_Data provided_

-- -- --

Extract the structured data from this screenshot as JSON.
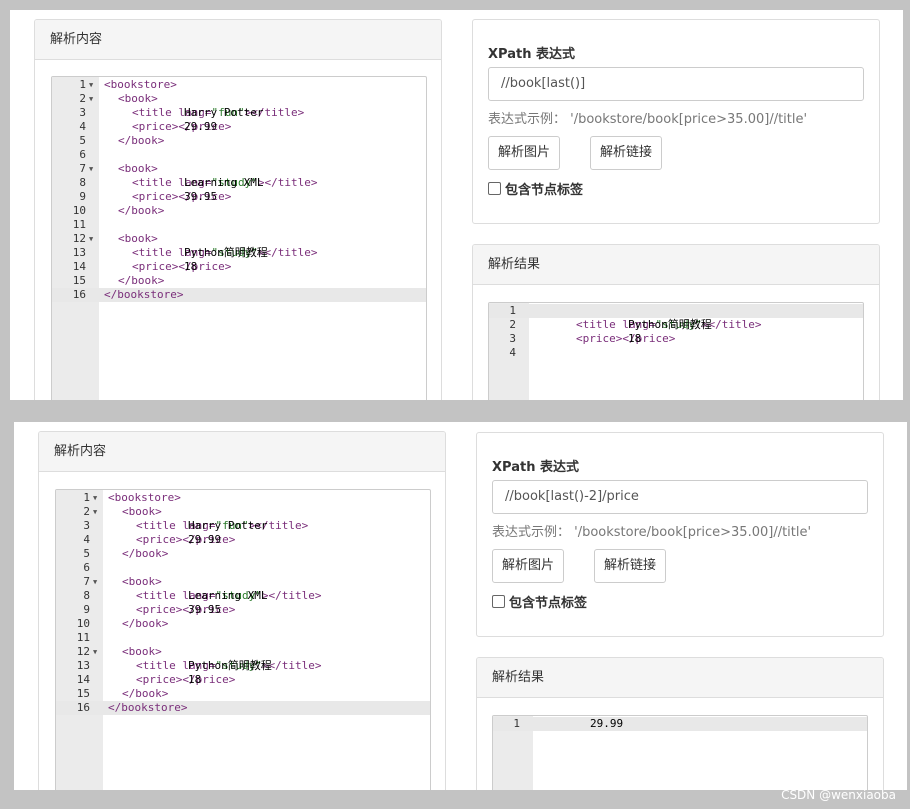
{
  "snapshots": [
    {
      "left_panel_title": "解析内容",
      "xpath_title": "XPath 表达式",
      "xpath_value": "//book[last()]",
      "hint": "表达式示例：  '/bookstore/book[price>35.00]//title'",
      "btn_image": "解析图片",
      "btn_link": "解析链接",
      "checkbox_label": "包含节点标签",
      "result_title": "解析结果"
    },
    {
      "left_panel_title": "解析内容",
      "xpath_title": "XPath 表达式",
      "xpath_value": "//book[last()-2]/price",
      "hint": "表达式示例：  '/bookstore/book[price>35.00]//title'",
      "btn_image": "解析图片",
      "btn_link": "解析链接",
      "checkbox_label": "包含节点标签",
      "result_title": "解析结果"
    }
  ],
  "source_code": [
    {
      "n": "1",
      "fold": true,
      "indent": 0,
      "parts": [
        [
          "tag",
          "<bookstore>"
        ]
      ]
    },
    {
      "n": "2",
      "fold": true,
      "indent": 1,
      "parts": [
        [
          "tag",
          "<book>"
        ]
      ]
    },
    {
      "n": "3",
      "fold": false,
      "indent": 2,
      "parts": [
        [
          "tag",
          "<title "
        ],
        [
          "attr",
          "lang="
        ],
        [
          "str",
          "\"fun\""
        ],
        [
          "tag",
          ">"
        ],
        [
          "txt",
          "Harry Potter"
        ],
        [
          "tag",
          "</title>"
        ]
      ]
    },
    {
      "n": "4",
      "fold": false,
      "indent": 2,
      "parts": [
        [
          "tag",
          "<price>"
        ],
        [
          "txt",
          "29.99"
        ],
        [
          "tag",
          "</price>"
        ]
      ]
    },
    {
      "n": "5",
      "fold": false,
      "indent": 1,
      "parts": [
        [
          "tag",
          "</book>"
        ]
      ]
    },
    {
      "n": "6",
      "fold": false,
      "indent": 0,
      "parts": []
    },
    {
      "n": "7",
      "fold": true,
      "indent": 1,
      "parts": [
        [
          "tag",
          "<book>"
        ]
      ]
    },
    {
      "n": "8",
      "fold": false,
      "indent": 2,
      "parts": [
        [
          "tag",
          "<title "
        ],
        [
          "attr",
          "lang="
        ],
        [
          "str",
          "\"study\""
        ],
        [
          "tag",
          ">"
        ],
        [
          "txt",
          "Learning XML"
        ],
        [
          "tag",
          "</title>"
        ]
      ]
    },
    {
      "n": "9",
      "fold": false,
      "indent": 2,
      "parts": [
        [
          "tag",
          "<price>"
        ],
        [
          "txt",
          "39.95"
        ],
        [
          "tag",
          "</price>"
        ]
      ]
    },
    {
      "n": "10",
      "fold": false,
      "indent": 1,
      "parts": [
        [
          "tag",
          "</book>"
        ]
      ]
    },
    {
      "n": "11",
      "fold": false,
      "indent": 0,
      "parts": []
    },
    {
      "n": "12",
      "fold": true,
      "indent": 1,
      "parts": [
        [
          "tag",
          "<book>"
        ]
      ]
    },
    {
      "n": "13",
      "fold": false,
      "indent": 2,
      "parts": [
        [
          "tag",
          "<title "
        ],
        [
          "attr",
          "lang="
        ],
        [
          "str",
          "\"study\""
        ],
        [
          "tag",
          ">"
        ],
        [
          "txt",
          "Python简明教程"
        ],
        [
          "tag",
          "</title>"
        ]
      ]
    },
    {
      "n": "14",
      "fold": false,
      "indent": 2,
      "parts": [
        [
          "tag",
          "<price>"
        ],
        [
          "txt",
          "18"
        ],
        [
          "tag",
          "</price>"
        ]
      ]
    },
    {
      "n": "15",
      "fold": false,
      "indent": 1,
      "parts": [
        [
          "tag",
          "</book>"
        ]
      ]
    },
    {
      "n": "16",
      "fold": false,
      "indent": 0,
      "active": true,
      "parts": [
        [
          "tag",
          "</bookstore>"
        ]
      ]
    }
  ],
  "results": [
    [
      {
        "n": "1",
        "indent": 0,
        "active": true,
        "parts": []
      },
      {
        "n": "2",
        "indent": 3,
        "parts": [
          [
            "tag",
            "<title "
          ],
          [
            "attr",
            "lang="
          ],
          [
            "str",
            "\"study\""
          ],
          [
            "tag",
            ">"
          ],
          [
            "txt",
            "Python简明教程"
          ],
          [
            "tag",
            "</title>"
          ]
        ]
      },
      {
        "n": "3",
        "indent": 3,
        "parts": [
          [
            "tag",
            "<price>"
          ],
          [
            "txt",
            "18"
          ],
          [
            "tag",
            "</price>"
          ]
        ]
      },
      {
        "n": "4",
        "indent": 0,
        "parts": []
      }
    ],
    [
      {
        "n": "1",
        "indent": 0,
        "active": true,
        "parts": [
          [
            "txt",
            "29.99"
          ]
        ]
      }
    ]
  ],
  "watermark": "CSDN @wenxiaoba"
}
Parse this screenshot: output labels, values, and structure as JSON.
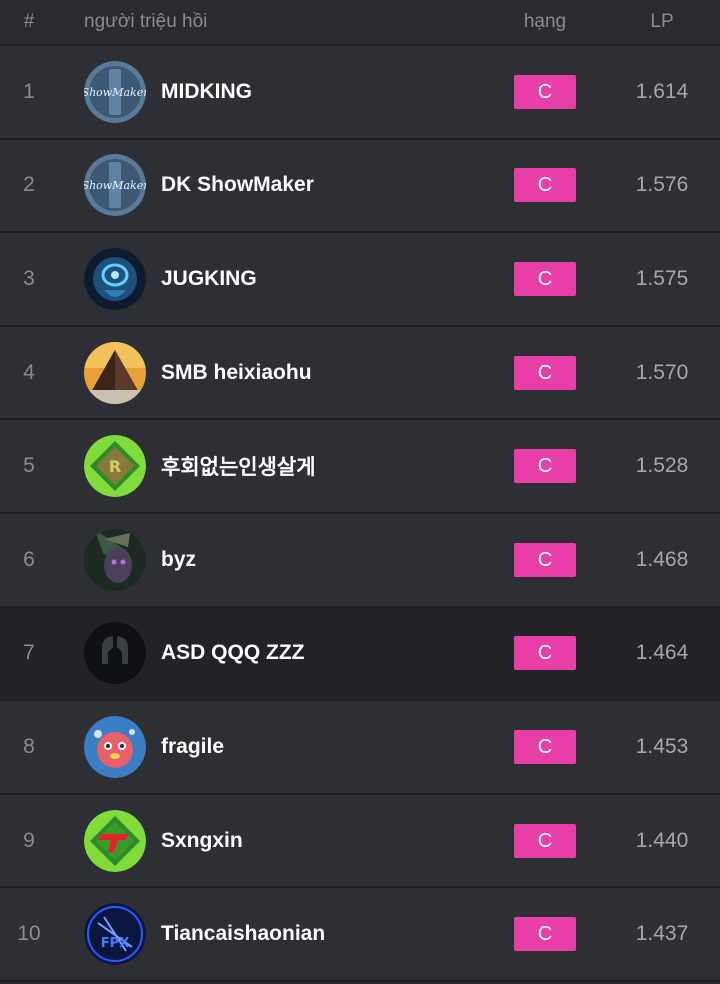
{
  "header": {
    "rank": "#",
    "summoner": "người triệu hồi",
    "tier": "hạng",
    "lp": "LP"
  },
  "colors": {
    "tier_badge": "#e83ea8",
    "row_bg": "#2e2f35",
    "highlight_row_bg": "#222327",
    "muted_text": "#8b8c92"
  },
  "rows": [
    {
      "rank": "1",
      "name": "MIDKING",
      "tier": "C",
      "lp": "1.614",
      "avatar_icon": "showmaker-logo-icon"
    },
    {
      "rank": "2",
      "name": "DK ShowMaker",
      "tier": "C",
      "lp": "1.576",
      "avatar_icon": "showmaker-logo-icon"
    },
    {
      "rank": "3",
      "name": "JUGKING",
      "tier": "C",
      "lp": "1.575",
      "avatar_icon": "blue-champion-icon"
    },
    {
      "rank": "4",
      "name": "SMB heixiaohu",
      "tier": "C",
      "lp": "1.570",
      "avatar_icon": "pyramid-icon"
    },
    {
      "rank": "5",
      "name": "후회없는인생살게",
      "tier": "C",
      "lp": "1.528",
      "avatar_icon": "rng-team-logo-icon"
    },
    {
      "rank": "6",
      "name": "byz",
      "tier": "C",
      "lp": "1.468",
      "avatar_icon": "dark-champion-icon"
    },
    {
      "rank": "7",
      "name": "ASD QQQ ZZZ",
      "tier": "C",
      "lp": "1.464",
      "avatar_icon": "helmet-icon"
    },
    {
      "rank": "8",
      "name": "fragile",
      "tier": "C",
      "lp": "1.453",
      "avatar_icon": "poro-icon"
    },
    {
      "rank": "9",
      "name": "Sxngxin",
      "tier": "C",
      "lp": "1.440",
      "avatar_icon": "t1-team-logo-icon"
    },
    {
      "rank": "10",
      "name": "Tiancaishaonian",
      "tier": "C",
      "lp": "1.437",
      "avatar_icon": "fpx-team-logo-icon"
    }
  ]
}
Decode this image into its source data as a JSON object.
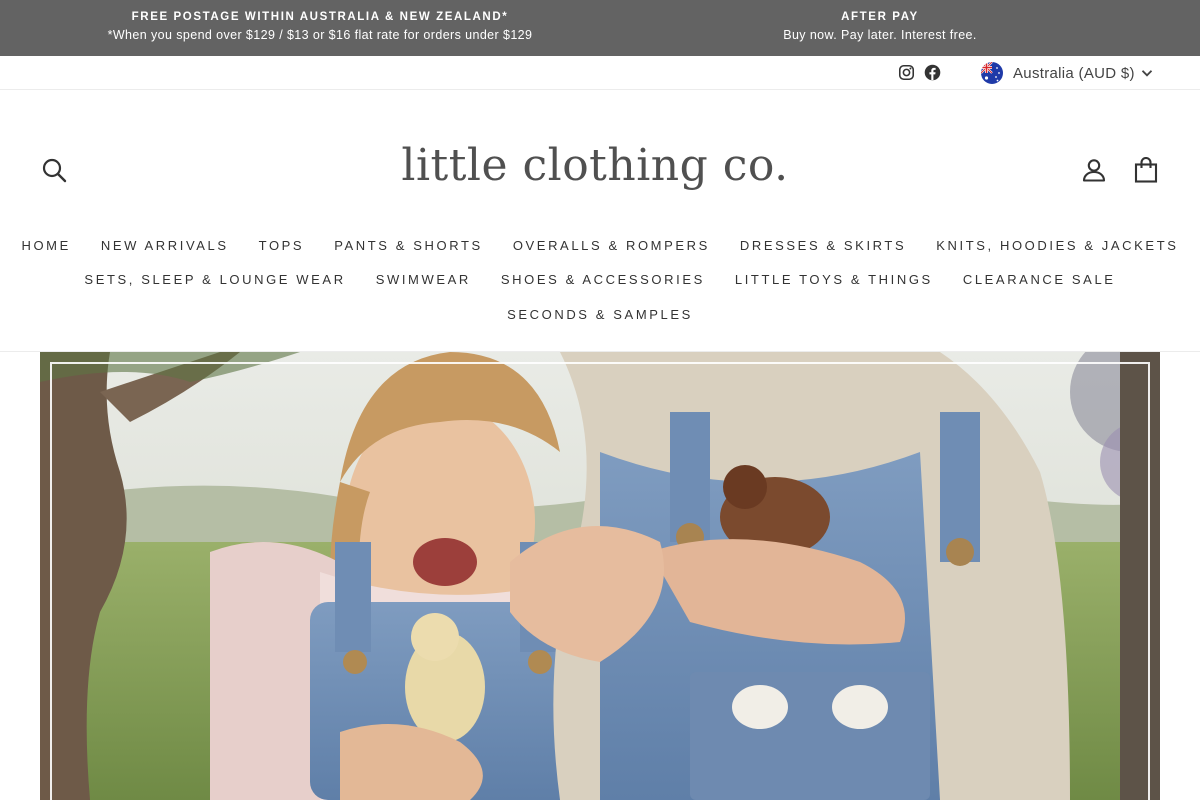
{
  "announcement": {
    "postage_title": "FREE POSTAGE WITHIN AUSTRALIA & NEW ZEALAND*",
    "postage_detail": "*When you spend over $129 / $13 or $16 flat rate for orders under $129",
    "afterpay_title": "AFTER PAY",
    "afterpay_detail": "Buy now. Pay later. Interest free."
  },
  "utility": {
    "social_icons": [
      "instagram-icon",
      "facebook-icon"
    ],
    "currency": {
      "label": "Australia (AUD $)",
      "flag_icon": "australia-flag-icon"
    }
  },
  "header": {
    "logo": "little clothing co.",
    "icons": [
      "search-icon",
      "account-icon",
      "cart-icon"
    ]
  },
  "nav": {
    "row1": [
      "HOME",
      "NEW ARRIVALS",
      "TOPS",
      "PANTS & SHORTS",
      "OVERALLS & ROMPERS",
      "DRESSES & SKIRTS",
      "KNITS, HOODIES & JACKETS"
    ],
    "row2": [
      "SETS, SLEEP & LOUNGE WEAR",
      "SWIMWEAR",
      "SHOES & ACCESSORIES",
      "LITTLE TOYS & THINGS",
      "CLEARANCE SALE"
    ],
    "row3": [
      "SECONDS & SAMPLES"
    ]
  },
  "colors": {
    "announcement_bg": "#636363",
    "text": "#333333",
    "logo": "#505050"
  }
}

-- -- --

_Set exercise_
Write out exactly the lines from the one containing "Decode this image" to the last line of the records above, both included, and leave out any pictures.

_Result of this task_
Decode this image into its source data as a JSON object.
{
  "announcement": {
    "postage_title": "FREE POSTAGE WITHIN AUSTRALIA & NEW ZEALAND*",
    "postage_detail": "*When you spend over $129 / $13 or $16 flat rate for orders under $129",
    "afterpay_title": "AFTER PAY",
    "afterpay_detail": "Buy now. Pay later. Interest free."
  },
  "utility": {
    "social_icons": [
      "instagram-icon",
      "facebook-icon"
    ],
    "currency": {
      "label": "Australia (AUD $)",
      "flag_icon": "australia-flag-icon"
    }
  },
  "header": {
    "logo": "little clothing co.",
    "icons": [
      "search-icon",
      "account-icon",
      "cart-icon"
    ]
  },
  "nav": {
    "row1": [
      "HOME",
      "NEW ARRIVALS",
      "TOPS",
      "PANTS & SHORTS",
      "OVERALLS & ROMPERS",
      "DRESSES & SKIRTS",
      "KNITS, HOODIES & JACKETS"
    ],
    "row2": [
      "SETS, SLEEP & LOUNGE WEAR",
      "SWIMWEAR",
      "SHOES & ACCESSORIES",
      "LITTLE TOYS & THINGS",
      "CLEARANCE SALE"
    ],
    "row3": [
      "SECONDS & SAMPLES"
    ]
  },
  "colors": {
    "announcement_bg": "#636363",
    "text": "#333333",
    "logo": "#505050"
  }
}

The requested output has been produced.